#### REQUIRED WORK:
Please restate word for word the lines of the listing below, beginning with its first line and continuing through the line with "down-arrow-icon [584, 402, 601, 410]", both included.

#### DATA LISTING:
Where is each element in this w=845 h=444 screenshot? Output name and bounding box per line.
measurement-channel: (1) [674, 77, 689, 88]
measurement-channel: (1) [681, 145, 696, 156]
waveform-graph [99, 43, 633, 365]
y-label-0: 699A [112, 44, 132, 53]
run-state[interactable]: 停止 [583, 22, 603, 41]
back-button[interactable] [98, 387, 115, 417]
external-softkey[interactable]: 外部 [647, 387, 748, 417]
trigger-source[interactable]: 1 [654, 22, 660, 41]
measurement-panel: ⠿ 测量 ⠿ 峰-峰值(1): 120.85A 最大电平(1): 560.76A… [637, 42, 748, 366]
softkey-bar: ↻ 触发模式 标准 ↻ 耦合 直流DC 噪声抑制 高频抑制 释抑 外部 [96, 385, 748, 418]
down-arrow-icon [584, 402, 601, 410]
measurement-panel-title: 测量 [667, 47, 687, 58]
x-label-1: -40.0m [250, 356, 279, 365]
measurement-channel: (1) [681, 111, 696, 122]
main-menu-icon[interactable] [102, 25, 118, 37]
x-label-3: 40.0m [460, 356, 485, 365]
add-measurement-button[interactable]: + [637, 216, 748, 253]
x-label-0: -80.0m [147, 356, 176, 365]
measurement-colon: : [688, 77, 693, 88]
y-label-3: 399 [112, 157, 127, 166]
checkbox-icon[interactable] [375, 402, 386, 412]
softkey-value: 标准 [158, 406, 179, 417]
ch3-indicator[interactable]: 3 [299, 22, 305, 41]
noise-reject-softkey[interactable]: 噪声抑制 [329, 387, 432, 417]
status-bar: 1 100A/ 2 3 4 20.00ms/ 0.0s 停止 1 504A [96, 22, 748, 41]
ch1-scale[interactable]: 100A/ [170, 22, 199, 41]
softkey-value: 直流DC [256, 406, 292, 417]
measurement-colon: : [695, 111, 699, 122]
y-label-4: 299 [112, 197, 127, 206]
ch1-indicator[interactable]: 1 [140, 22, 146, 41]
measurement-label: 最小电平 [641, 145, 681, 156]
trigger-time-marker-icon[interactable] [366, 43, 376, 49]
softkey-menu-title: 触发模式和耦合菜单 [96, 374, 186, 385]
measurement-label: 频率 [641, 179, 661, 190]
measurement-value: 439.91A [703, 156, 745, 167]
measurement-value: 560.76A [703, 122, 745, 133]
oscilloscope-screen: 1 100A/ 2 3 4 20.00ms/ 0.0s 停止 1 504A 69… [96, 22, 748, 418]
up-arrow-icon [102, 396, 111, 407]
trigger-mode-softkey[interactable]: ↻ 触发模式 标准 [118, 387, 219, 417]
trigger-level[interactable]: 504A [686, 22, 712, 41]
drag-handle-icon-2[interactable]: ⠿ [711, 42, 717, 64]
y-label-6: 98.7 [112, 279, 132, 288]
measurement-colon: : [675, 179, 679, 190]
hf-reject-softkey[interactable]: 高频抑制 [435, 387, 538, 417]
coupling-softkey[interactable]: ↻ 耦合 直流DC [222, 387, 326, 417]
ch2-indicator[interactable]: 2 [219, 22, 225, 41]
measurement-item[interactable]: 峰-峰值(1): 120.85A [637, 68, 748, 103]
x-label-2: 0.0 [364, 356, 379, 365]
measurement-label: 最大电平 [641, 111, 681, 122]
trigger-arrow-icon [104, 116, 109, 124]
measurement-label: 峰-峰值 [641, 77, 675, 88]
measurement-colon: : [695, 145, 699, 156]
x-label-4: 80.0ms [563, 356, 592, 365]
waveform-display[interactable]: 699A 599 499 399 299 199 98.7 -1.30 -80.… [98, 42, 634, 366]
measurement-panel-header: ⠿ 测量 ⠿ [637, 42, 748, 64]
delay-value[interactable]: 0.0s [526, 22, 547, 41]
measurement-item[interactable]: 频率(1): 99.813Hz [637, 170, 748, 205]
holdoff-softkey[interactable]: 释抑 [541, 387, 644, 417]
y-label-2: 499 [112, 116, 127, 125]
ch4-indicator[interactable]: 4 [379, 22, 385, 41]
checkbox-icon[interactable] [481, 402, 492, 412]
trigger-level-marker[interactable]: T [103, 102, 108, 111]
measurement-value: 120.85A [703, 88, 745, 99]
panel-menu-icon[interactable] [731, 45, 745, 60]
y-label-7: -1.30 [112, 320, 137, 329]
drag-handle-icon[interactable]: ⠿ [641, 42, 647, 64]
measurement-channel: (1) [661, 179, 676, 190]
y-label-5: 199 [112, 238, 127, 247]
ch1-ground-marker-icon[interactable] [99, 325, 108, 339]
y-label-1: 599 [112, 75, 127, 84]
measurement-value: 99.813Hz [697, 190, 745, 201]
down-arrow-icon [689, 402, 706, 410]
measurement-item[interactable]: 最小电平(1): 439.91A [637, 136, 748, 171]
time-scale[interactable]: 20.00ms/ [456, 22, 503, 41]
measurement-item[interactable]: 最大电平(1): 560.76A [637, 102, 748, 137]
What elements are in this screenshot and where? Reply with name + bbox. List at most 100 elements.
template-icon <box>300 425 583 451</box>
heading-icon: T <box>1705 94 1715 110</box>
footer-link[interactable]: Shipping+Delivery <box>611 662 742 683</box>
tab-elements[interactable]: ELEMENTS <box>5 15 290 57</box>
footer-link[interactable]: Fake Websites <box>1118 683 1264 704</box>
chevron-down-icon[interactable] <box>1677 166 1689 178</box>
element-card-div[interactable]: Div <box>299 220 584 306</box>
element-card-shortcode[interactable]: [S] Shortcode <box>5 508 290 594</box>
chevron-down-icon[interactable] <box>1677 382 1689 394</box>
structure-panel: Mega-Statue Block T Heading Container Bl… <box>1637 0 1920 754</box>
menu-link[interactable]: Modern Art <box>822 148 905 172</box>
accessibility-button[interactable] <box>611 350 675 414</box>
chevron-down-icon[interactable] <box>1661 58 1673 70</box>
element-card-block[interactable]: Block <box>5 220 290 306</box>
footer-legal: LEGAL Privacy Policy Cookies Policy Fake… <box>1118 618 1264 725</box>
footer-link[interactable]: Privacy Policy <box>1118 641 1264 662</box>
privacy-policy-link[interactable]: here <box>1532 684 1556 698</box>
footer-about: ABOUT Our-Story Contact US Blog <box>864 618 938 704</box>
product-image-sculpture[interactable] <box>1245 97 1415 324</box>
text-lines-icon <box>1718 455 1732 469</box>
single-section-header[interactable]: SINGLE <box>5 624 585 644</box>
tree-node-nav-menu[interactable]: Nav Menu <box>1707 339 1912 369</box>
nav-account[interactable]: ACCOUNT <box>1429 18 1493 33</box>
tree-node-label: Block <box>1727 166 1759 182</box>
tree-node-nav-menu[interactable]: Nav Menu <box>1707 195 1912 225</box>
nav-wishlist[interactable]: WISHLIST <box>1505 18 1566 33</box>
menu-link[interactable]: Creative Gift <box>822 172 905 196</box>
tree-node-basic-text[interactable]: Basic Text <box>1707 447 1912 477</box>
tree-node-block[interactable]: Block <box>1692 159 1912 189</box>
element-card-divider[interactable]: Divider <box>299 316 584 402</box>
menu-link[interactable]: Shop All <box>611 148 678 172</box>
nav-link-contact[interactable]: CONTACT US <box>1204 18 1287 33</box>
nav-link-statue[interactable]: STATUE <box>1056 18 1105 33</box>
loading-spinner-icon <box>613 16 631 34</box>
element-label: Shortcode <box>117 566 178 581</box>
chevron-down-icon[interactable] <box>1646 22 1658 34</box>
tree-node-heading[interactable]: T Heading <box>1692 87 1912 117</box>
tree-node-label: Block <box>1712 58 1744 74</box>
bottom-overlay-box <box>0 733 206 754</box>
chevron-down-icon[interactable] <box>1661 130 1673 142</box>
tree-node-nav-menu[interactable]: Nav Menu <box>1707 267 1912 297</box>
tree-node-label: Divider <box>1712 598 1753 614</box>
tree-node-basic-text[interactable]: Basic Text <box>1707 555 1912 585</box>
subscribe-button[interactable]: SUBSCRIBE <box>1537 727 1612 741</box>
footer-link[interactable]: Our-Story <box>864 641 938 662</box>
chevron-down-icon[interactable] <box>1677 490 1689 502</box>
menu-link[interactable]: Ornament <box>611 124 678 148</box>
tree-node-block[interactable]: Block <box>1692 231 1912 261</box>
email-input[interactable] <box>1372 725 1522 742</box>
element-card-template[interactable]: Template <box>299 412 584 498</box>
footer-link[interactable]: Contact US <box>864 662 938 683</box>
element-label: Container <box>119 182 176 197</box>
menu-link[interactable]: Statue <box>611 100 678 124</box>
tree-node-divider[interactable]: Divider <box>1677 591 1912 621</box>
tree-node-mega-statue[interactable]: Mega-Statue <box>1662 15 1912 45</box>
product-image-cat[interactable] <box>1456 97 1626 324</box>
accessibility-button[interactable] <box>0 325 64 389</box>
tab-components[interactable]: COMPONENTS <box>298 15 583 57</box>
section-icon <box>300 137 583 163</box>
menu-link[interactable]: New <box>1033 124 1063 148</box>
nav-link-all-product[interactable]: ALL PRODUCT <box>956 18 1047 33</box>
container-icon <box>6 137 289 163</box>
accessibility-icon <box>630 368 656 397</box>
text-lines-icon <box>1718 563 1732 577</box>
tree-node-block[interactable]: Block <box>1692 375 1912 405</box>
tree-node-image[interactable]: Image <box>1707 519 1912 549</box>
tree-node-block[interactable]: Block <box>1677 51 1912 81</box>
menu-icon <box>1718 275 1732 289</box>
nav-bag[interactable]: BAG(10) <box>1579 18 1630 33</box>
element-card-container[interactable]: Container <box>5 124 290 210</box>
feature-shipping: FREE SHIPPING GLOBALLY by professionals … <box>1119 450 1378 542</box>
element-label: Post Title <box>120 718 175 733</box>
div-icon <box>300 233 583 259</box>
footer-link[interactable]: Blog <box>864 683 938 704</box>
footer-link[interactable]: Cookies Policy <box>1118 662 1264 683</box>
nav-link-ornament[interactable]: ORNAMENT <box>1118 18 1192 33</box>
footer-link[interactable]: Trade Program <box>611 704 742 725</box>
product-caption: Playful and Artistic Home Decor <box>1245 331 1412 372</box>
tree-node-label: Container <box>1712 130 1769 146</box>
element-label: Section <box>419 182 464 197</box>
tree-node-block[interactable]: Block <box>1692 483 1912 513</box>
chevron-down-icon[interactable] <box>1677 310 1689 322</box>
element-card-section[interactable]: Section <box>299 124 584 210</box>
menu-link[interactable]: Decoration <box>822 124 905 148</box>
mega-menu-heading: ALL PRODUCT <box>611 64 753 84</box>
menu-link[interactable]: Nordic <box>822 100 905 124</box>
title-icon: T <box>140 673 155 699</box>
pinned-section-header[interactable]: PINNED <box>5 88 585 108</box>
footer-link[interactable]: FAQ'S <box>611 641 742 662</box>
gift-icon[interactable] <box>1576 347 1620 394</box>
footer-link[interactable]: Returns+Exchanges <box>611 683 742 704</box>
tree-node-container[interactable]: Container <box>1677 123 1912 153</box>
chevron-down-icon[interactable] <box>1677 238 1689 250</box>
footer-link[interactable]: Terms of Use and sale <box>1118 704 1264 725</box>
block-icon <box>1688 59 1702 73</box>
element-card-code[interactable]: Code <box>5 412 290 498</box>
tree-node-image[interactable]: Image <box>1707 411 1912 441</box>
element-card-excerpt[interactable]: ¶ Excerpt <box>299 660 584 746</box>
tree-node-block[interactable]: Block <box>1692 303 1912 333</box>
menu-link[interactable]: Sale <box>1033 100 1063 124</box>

#### EXERCISE RESULT:
Where is each element in this w=845 h=444 screenshot? Output name and bounding box per line.
measurement-channel: (1) [674, 77, 689, 88]
measurement-channel: (1) [681, 145, 696, 156]
waveform-graph [99, 43, 633, 365]
y-label-0: 699A [112, 44, 132, 53]
run-state[interactable]: 停止 [583, 22, 603, 41]
back-button[interactable] [98, 387, 115, 417]
external-softkey[interactable]: 外部 [647, 387, 748, 417]
trigger-source[interactable]: 1 [654, 22, 660, 41]
measurement-panel: ⠿ 测量 ⠿ 峰-峰值(1): 120.85A 最大电平(1): 560.76A… [637, 42, 748, 366]
softkey-bar: ↻ 触发模式 标准 ↻ 耦合 直流DC 噪声抑制 高频抑制 释抑 外部 [96, 385, 748, 418]
down-arrow-icon [584, 402, 601, 410]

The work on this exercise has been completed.